> Task to complete: Pull each line holding "يصمد" out of the entries below.

> Dataset records:
○ ○ ○ ○ ○
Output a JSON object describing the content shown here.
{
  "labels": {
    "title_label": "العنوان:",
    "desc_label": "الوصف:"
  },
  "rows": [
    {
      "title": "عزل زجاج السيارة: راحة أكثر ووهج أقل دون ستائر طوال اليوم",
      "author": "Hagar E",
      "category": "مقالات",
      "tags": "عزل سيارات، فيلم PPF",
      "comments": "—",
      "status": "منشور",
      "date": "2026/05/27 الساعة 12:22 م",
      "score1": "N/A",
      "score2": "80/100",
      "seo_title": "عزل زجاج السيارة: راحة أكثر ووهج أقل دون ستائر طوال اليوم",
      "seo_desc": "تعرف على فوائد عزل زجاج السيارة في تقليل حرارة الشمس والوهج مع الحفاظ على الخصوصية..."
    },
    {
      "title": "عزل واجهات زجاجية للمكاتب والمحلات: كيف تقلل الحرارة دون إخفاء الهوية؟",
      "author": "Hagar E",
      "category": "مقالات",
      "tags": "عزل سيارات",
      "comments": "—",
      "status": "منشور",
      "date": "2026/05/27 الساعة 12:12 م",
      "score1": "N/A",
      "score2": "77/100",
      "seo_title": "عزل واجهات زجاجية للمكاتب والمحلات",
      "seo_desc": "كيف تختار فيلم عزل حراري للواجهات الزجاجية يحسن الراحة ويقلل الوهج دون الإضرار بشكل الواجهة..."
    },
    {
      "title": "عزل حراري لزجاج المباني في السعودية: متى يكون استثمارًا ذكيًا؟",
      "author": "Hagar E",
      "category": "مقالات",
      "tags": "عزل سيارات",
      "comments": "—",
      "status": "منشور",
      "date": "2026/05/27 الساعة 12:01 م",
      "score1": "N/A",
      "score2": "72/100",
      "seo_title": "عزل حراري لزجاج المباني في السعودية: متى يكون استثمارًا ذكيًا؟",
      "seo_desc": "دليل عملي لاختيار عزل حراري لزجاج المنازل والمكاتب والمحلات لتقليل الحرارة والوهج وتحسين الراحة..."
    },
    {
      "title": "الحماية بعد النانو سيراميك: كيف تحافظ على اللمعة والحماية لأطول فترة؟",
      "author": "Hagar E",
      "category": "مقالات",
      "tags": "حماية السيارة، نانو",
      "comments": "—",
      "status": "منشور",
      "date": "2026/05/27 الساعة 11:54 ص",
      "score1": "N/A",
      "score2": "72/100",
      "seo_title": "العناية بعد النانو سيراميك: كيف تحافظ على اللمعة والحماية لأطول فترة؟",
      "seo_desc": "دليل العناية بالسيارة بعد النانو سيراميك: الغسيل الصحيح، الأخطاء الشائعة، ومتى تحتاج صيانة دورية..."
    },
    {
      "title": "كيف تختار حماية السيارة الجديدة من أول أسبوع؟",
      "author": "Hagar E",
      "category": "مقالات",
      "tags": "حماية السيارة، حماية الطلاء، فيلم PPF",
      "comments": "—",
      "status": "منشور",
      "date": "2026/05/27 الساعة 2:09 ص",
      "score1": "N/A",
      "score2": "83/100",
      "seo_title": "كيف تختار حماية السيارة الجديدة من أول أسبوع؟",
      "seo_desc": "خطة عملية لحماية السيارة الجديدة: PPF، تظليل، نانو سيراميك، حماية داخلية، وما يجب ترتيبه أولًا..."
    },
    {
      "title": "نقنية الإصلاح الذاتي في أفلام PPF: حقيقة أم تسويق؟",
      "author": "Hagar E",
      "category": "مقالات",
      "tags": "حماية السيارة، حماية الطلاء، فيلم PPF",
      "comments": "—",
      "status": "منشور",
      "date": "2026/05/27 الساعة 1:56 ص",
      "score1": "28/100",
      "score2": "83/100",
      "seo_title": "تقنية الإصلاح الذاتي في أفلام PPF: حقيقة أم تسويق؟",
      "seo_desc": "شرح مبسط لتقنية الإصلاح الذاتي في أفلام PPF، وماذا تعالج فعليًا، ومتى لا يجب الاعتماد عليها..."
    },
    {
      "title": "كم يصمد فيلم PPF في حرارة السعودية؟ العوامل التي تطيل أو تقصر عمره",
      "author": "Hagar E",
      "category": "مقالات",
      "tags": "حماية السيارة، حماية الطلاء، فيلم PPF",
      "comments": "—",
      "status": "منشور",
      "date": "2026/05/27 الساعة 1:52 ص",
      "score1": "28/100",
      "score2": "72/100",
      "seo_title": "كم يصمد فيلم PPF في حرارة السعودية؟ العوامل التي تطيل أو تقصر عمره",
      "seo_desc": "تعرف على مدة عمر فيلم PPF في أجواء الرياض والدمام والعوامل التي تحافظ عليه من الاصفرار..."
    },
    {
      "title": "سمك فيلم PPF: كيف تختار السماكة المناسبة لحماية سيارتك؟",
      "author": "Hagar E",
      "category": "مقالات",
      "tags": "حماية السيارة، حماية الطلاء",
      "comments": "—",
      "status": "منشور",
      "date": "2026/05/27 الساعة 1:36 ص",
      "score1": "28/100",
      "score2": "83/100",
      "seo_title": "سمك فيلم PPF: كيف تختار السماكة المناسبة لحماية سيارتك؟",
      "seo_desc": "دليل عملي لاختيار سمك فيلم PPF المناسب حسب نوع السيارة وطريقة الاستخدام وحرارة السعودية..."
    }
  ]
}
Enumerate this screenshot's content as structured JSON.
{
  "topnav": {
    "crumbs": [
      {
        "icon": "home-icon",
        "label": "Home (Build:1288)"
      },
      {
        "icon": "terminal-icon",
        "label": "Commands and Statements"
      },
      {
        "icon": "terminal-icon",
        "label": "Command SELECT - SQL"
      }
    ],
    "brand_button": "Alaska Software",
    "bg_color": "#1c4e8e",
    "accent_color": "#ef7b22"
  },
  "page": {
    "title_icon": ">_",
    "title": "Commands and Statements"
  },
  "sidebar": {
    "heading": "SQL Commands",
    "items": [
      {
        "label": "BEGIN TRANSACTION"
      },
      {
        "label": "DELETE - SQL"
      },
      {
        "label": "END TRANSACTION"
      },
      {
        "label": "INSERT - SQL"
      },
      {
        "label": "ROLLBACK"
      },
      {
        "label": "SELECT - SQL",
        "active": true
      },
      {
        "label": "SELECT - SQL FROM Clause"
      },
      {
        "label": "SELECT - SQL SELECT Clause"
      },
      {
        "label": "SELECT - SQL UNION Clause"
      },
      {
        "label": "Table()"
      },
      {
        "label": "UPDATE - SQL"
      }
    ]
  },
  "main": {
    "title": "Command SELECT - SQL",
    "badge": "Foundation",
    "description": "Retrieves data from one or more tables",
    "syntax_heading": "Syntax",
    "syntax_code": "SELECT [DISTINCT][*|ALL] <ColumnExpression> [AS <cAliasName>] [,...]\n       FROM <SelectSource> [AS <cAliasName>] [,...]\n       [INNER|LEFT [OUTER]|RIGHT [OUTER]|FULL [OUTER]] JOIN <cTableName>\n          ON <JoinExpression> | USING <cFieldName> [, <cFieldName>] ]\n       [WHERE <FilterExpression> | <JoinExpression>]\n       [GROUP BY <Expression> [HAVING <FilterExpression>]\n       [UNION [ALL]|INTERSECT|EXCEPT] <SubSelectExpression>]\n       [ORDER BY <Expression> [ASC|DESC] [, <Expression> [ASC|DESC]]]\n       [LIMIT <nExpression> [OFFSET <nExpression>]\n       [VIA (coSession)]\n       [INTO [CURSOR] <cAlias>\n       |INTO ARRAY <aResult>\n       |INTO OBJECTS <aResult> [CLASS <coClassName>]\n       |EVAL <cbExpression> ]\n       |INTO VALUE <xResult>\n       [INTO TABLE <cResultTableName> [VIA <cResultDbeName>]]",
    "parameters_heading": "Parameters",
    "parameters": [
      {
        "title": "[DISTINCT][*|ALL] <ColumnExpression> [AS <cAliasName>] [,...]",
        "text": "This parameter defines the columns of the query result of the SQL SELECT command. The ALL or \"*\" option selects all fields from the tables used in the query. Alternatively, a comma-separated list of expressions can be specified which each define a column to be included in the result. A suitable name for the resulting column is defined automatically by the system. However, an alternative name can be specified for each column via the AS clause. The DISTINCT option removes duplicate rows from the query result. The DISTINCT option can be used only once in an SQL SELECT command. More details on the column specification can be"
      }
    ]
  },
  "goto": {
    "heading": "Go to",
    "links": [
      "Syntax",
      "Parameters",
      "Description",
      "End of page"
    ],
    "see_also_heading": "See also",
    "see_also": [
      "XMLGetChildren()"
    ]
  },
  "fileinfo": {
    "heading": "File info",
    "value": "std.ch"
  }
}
○ ○ ○ ○ ○
> Correct output:
      "title": "كم يصمد فيلم PPF في حرارة السعودية؟ العوامل التي تطيل أو تقصر عمره",
      "seo_title": "كم يصمد فيلم PPF في حرارة السعودية؟ العوامل التي تطيل أو تقصر عمره",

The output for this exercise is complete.